[Document layout analysis data]
+ + +

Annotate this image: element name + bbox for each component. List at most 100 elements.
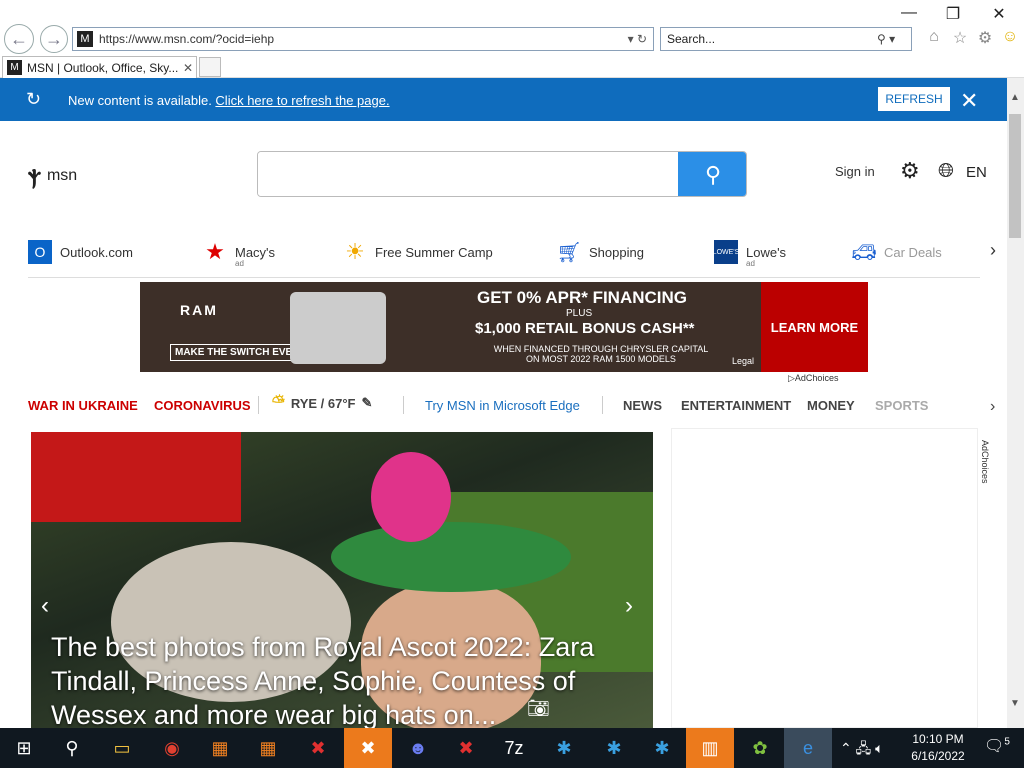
slideshow-next-icon[interactable]: › [625,592,633,620]
quicklink-label: Free Summer Camp [375,244,493,260]
browser-search-input[interactable]: Search... [667,32,877,46]
msn-butterfly-icon: ⲯ [28,162,41,189]
chart-app-icon[interactable]: ▥ [686,728,734,768]
scroll-up-icon[interactable]: ▲ [1010,92,1020,103]
slideshow-prev-icon[interactable]: ‹ [41,592,49,620]
msn-search-input[interactable] [258,152,678,196]
quicklink-shopping[interactable]: 🛒︎ Shopping [556,238,644,266]
clock[interactable]: 10:10 PM 6/16/2022 [896,731,980,765]
forward-button[interactable]: → [40,25,68,53]
quicklink-outlook[interactable]: O Outlook.com [28,238,133,266]
quicklink-macys[interactable]: ★ Macy's ad [203,238,275,268]
shopping-cart-icon: 🛒︎ [556,241,582,264]
sign-in-link[interactable]: Sign in [835,164,875,179]
learn-more-button[interactable]: LEARN MORE [761,282,868,372]
close-tab-icon[interactable]: ✕ [180,61,196,75]
system-tray[interactable]: ⌃ 🖧︎ 🔈︎ [840,738,884,762]
scroll-thumb[interactable] [1009,114,1021,238]
back-button[interactable]: ← [4,24,34,54]
msn-logo[interactable]: ⲯ msn [28,162,77,190]
adchoices-vertical[interactable]: AdChoices [980,440,990,484]
globe-icon[interactable]: 🌐︎ [938,160,954,183]
partly-cloudy-icon: ⛅︎ [272,394,285,411]
topic-entertainment[interactable]: ENTERTAINMENT [681,398,791,413]
browser-search-box[interactable]: Search... ⚲ ▾ [660,27,912,51]
divider [602,396,603,414]
restore-button[interactable]: ❐ [941,4,965,24]
ad-legal[interactable]: Legal [732,356,754,366]
vertical-scrollbar[interactable]: ▲ ▼ [1007,78,1024,728]
minimize-button[interactable]: — [897,4,921,22]
error-app-active-icon[interactable]: ✖ [344,728,392,768]
try-edge-link[interactable]: Try MSN in Microsoft Edge [425,398,580,413]
topic-money[interactable]: MONEY [807,398,855,413]
7zip-icon[interactable]: 7z [490,728,538,768]
ad-label: ad [235,259,244,268]
edit-pencil-icon[interactable]: ✎ [362,395,373,411]
divider [258,396,259,414]
error-app-icon[interactable]: ✖ [294,728,342,768]
tab-msn[interactable]: M MSN | Outlook, Office, Sky... ✕ [2,56,197,78]
topic-sports[interactable]: SPORTS [875,398,928,413]
quicklinks-next-icon[interactable]: › [990,240,996,261]
discord-icon[interactable]: ☻ [394,728,442,768]
truck-image [290,292,386,364]
notification-count: 5 [1004,736,1010,748]
address-tools[interactable]: ▾ ↻ [613,32,653,46]
home-icon[interactable]: ⌂ [924,28,944,48]
topic-coronavirus[interactable]: CORONAVIRUS [154,398,251,413]
file-explorer-icon[interactable]: ▭ [98,728,146,768]
topic-war-in-ukraine[interactable]: WAR IN UKRAINE [28,398,138,413]
new-tab-button[interactable] [199,57,221,77]
chrome-icon[interactable]: ◉ [148,728,196,768]
hero-image-part [31,432,241,522]
quicklink-car-deals[interactable]: 🚙︎ Car Deals [852,238,942,266]
smiley-feedback-icon[interactable]: ☺ [1000,28,1020,48]
app-icon[interactable]: ✿ [736,728,784,768]
refresh-link[interactable]: Click here to refresh the page. [215,93,389,108]
quicklink-lowes[interactable]: LOWE'S Lowe's ad [713,238,787,268]
msn-search-bar[interactable]: ⚲ [257,151,747,197]
msn-search-button[interactable]: ⚲ [678,152,746,196]
close-banner-icon[interactable]: ✕ [960,88,978,114]
msn-settings-gear-icon[interactable]: ⚙ [900,158,920,184]
internet-explorer-icon[interactable]: e [784,728,832,768]
topic-news[interactable]: NEWS [623,398,662,413]
divider [28,277,980,278]
language-selector[interactable]: EN [966,164,987,181]
topics-next-icon[interactable]: › [990,398,995,416]
app-globe-icon[interactable]: ✱ [590,728,638,768]
quicklink-summer-camp[interactable]: ☀ Free Summer Camp [343,238,493,266]
search-icon[interactable]: ⚲ ▾ [877,32,911,46]
dropdown-icon[interactable]: ▾ [628,32,634,46]
close-window-button[interactable]: ✕ [987,4,1011,24]
scroll-down-icon[interactable]: ▼ [1010,698,1020,709]
quicklink-label: Lowe's [746,244,787,260]
app-globe-icon[interactable]: ✱ [638,728,686,768]
msn-favicon-icon: M [77,31,93,47]
taskbar-search-icon[interactable]: ⚲ [48,728,96,768]
address-url[interactable]: https://www.msn.com/?ocid=iehp [99,32,613,46]
ram-ad-banner[interactable]: RAM MAKE THE SWITCH EVENT GET 0% APR* FI… [140,282,868,372]
notifications-icon[interactable]: 🗨︎5 [984,736,1010,756]
right-ad-slot [671,428,978,728]
hero-slideshow[interactable]: ‹ › The best photos from Royal Ascot 202… [31,432,653,728]
lowes-icon: LOWE'S [713,240,739,264]
weather-widget[interactable]: ⛅︎ RYE / 67°F ✎ [272,394,372,412]
divider [403,396,404,414]
settings-gear-icon[interactable]: ⚙ [975,28,995,48]
clock-date: 6/16/2022 [911,749,965,763]
refresh-icon[interactable]: ↻ [637,32,647,46]
app-icon[interactable]: ▦ [196,728,244,768]
ad-label: ad [746,259,755,268]
error-app-icon[interactable]: ✖ [442,728,490,768]
back-arrow-icon: ← [10,28,28,49]
favorites-star-icon[interactable]: ☆ [950,28,970,48]
app-globe-icon[interactable]: ✱ [540,728,588,768]
refresh-button[interactable]: REFRESH [878,87,950,111]
address-bar[interactable]: M https://www.msn.com/?ocid=iehp ▾ ↻ [72,27,654,51]
adchoices-link[interactable]: ▷AdChoices [788,373,838,384]
ad-plus: PLUS [566,308,593,319]
start-windows-icon[interactable]: ⊞ [0,728,48,768]
app-icon[interactable]: ▦ [244,728,292,768]
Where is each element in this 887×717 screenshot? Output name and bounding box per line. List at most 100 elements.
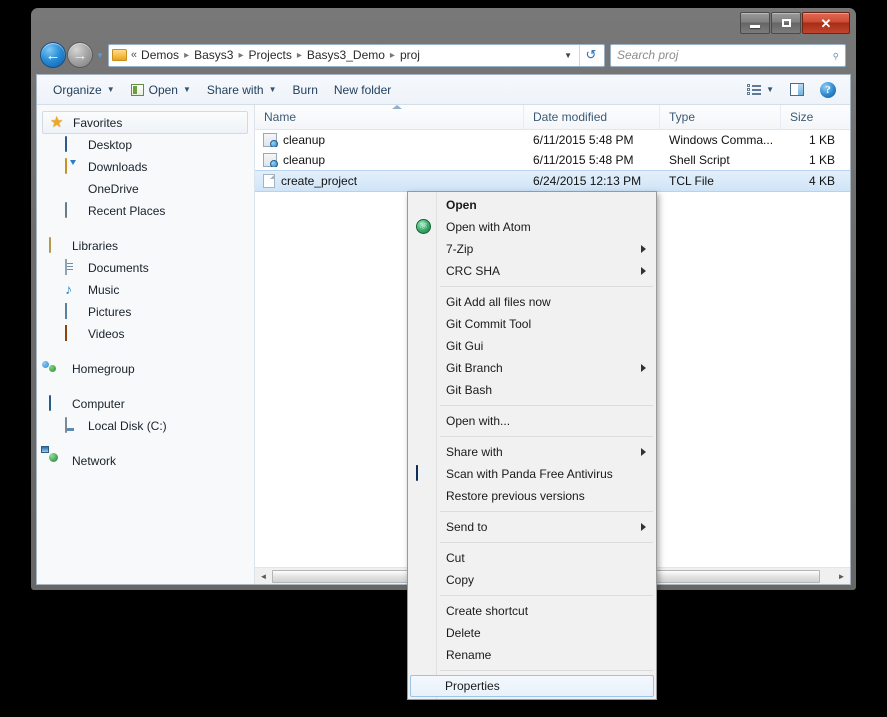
change-view-button[interactable]: ▼: [739, 81, 782, 99]
scroll-right-icon[interactable]: ►: [833, 569, 850, 584]
breadcrumb-separator-icon: ▸: [238, 49, 244, 61]
menu-item-crc-sha[interactable]: CRC SHA: [410, 260, 654, 282]
generic-file-icon: [263, 174, 275, 188]
menu-item-label: Git Branch: [446, 361, 503, 375]
menu-item-git-add-all-files-now[interactable]: Git Add all files now: [410, 291, 654, 313]
sidebar-label: Favorites: [73, 115, 123, 130]
forward-arrow-icon: →: [72, 46, 88, 64]
history-dropdown-icon[interactable]: ▼: [96, 51, 104, 60]
refresh-button[interactable]: ↺: [579, 44, 602, 66]
submenu-arrow-icon: [641, 267, 646, 275]
address-bar-row: ← → ▼ « Demos ▸ Basys3 ▸ Projects ▸ Basy…: [31, 38, 856, 72]
scroll-left-icon[interactable]: ◄: [255, 569, 272, 584]
burn-label: Burn: [292, 82, 318, 97]
menu-item-create-shortcut[interactable]: Create shortcut: [410, 600, 654, 622]
sidebar-label: Desktop: [88, 138, 133, 152]
breadcrumb-item-projects[interactable]: Projects: [248, 48, 291, 62]
table-row-selected[interactable]: create_project 6/24/2015 12:13 PM TCL Fi…: [255, 170, 850, 192]
menu-item-share-with[interactable]: Share with: [410, 441, 654, 463]
address-dropdown-icon[interactable]: ▼: [559, 51, 579, 60]
onedrive-cloud-icon: [65, 181, 81, 197]
sidebar-label: Downloads: [88, 160, 148, 174]
share-with-label: Share with: [206, 82, 264, 97]
menu-item-git-bash[interactable]: Git Bash: [410, 379, 654, 401]
menu-item-scan-with-panda-free-antivirus[interactable]: Scan with Panda Free Antivirus: [410, 463, 654, 485]
breadcrumb-item-proj[interactable]: proj: [400, 48, 420, 62]
recent-places-icon: [65, 202, 81, 219]
organize-label: Organize: [53, 82, 102, 97]
menu-item-git-gui[interactable]: Git Gui: [410, 335, 654, 357]
menu-item-send-to[interactable]: Send to: [410, 516, 654, 538]
breadcrumb-overflow-icon[interactable]: «: [131, 49, 137, 61]
preview-pane-button[interactable]: [782, 80, 812, 99]
breadcrumb-item-basys3[interactable]: Basys3: [194, 48, 233, 62]
menu-item-label: Git Add all files now: [446, 295, 551, 309]
column-header-type[interactable]: Type: [660, 105, 781, 129]
menu-separator: [440, 511, 653, 512]
sidebar-item-videos[interactable]: Videos: [37, 323, 254, 345]
menu-item-restore-previous-versions[interactable]: Restore previous versions: [410, 485, 654, 507]
menu-item-delete[interactable]: Delete: [410, 622, 654, 644]
sidebar-item-network[interactable]: Network: [37, 450, 254, 472]
refresh-icon: ↺: [585, 47, 597, 62]
new-folder-button[interactable]: New folder: [326, 80, 399, 100]
organize-button[interactable]: Organize ▼: [45, 80, 123, 100]
menu-item-open[interactable]: Open: [410, 194, 654, 216]
close-button[interactable]: ✕: [802, 12, 850, 34]
table-row[interactable]: cleanup 6/11/2015 5:48 PM Shell Script 1…: [255, 150, 850, 170]
share-with-button[interactable]: Share with ▼: [199, 80, 285, 100]
sidebar-item-recent-places[interactable]: Recent Places: [37, 200, 254, 222]
sidebar-item-desktop[interactable]: Desktop: [37, 134, 254, 156]
sidebar-item-homegroup[interactable]: Homegroup: [37, 358, 254, 380]
open-button[interactable]: Open ▼: [123, 80, 199, 100]
maximize-button[interactable]: [771, 12, 801, 34]
menu-item-7-zip[interactable]: 7-Zip: [410, 238, 654, 260]
column-header-date-modified[interactable]: Date modified: [524, 105, 660, 129]
menu-item-cut[interactable]: Cut: [410, 547, 654, 569]
minimize-button[interactable]: [740, 12, 770, 34]
sidebar-item-computer[interactable]: Computer: [37, 393, 254, 415]
sidebar-item-music[interactable]: ♪ Music: [37, 279, 254, 301]
back-button[interactable]: ←: [40, 42, 66, 68]
sidebar-item-pictures[interactable]: Pictures: [37, 301, 254, 323]
breadcrumb-item-basys3-demo[interactable]: Basys3_Demo: [307, 48, 385, 62]
forward-button[interactable]: →: [67, 42, 93, 68]
menu-item-label: Scan with Panda Free Antivirus: [446, 467, 613, 481]
menu-item-git-commit-tool[interactable]: Git Commit Tool: [410, 313, 654, 335]
navigation-pane: ★ Favorites Desktop Downloads OneDrive R…: [37, 105, 255, 584]
menu-item-git-branch[interactable]: Git Branch: [410, 357, 654, 379]
network-icon: [49, 453, 65, 469]
music-note-icon: ♪: [65, 281, 72, 297]
submenu-arrow-icon: [641, 523, 646, 531]
menu-item-copy[interactable]: Copy: [410, 569, 654, 591]
search-input[interactable]: Search proj: [617, 48, 832, 62]
context-menu: Open ⚛ Open with Atom 7-Zip CRC SHA Git Add a…: [407, 191, 657, 700]
file-size-cell: 4 KB: [808, 174, 835, 188]
column-header-name[interactable]: Name: [255, 105, 524, 129]
help-button[interactable]: ?: [812, 79, 844, 101]
menu-item-open-with[interactable]: Open with...: [410, 410, 654, 432]
search-box[interactable]: Search proj ⌕: [610, 43, 846, 67]
sidebar-item-onedrive[interactable]: OneDrive: [37, 178, 254, 200]
file-type-cell: TCL File: [669, 174, 714, 188]
burn-button[interactable]: Burn: [285, 80, 326, 100]
menu-item-label: Open with Atom: [446, 220, 531, 234]
sidebar-item-favorites[interactable]: ★ Favorites: [42, 111, 248, 134]
menu-item-rename[interactable]: Rename: [410, 644, 654, 666]
menu-item-open-with-atom[interactable]: ⚛ Open with Atom: [410, 216, 654, 238]
submenu-arrow-icon: [641, 448, 646, 456]
view-list-icon: [747, 83, 762, 96]
address-bar[interactable]: « Demos ▸ Basys3 ▸ Projects ▸ Basys3_Dem…: [107, 43, 605, 67]
menu-item-properties[interactable]: Properties: [410, 675, 654, 697]
computer-icon: [49, 395, 65, 412]
column-header-size[interactable]: Size: [781, 105, 841, 129]
sidebar-item-documents[interactable]: Documents: [37, 257, 254, 279]
sidebar-item-local-disk-c[interactable]: Local Disk (C:): [37, 415, 254, 437]
file-name: cleanup: [283, 133, 326, 147]
sidebar-item-libraries[interactable]: Libraries: [37, 235, 254, 257]
sidebar-item-downloads[interactable]: Downloads: [37, 156, 254, 178]
table-row[interactable]: cleanup 6/11/2015 5:48 PM Windows Comma.…: [255, 130, 850, 150]
breadcrumb-item-demos[interactable]: Demos: [141, 48, 179, 62]
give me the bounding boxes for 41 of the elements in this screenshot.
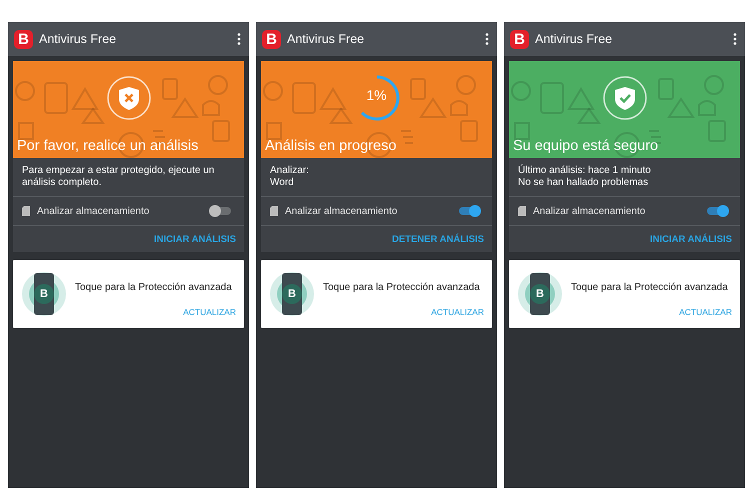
scan-button[interactable]: INICIAR ANÁLISIS	[154, 234, 236, 245]
promo-text: Toque para la Protección avanzada	[75, 282, 233, 292]
app-logo: B	[14, 30, 33, 48]
detail-text: Para empezar a estar protegido, ejecute un análisis completo.	[22, 165, 216, 189]
app-logo: B	[510, 30, 529, 48]
more-icon[interactable]	[485, 33, 489, 45]
more-icon[interactable]	[733, 33, 737, 45]
app-title: Antivirus Free	[535, 32, 614, 46]
sd-card-icon	[518, 206, 526, 216]
toggle-switch[interactable]	[459, 207, 479, 215]
promo-text: Toque para la Protección avanzada	[323, 282, 481, 292]
upgrade-button[interactable]: ACTUALIZAR	[679, 306, 732, 316]
shield-check-icon	[602, 75, 648, 121]
detail-text: Word	[270, 177, 295, 189]
promo-card[interactable]: B Toque para la Protección avanzada ACTUALIZAR	[509, 260, 740, 328]
scan-button[interactable]: DETENER ANÁLISIS	[392, 234, 484, 245]
scan-button[interactable]: INICIAR ANÁLISIS	[650, 234, 732, 245]
toggle-switch[interactable]	[707, 207, 727, 215]
status-headline: Análisis en progreso	[265, 138, 396, 154]
status-headline: Su equipo está seguro	[513, 138, 658, 154]
upgrade-button[interactable]: ACTUALIZAR	[431, 306, 484, 316]
detail-text: Último análisis: hace 1 minuto	[518, 165, 652, 177]
promo-text: Toque para la Protección avanzada	[571, 282, 729, 292]
progress-percent: 1%	[366, 87, 387, 103]
detail-text: No se han hallado problemas	[518, 177, 650, 189]
toggle-switch[interactable]	[211, 207, 231, 215]
promo-card[interactable]: B Toque para la Protección avanzada ACTUALIZAR	[13, 260, 244, 328]
shield-x-icon	[106, 75, 152, 121]
upgrade-button[interactable]: ACTUALIZAR	[183, 306, 236, 316]
promo-card[interactable]: B Toque para la Protección avanzada ACTUALIZAR	[261, 260, 492, 328]
app-title: Antivirus Free	[39, 32, 118, 46]
detail-text: Analizar:	[270, 165, 310, 177]
sd-card-icon	[270, 206, 278, 216]
toggle-label: Analizar almacenamiento	[285, 206, 398, 216]
app-title: Antivirus Free	[287, 32, 366, 46]
toggle-label: Analizar almacenamiento	[533, 206, 646, 216]
toggle-label: Analizar almacenamiento	[37, 206, 150, 216]
status-headline: Por favor, realice un análisis	[17, 138, 198, 154]
sd-card-icon	[22, 206, 30, 216]
more-icon[interactable]	[237, 33, 241, 45]
app-logo: B	[262, 30, 281, 48]
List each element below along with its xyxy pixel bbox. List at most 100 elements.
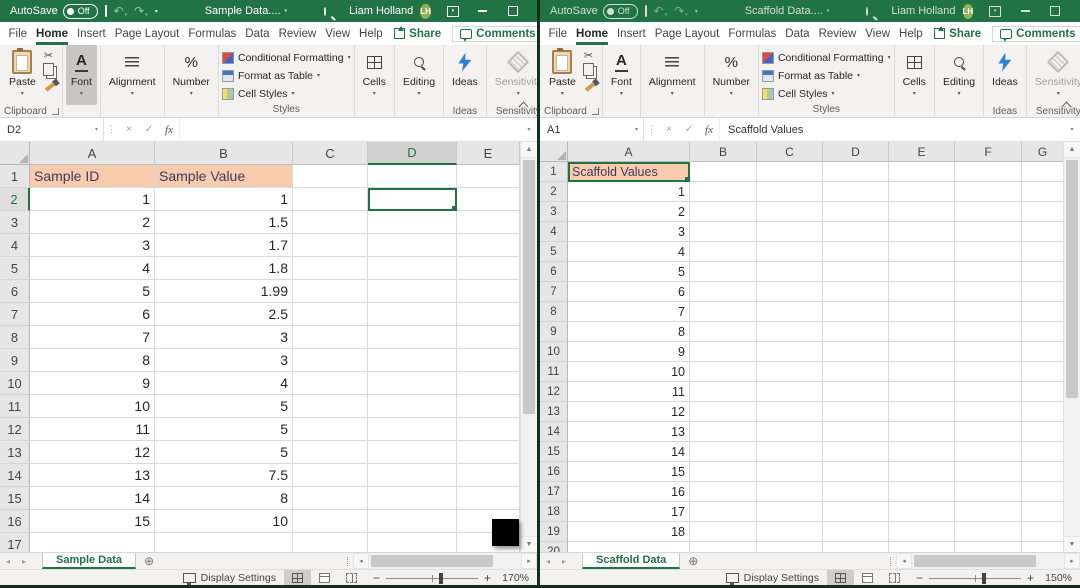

+ + +

TASK DIRECTIONS
Go through the records and work out how many lines contain the string "iehp". The answer should be that number alone.

ANSWER TO THIS TASK
2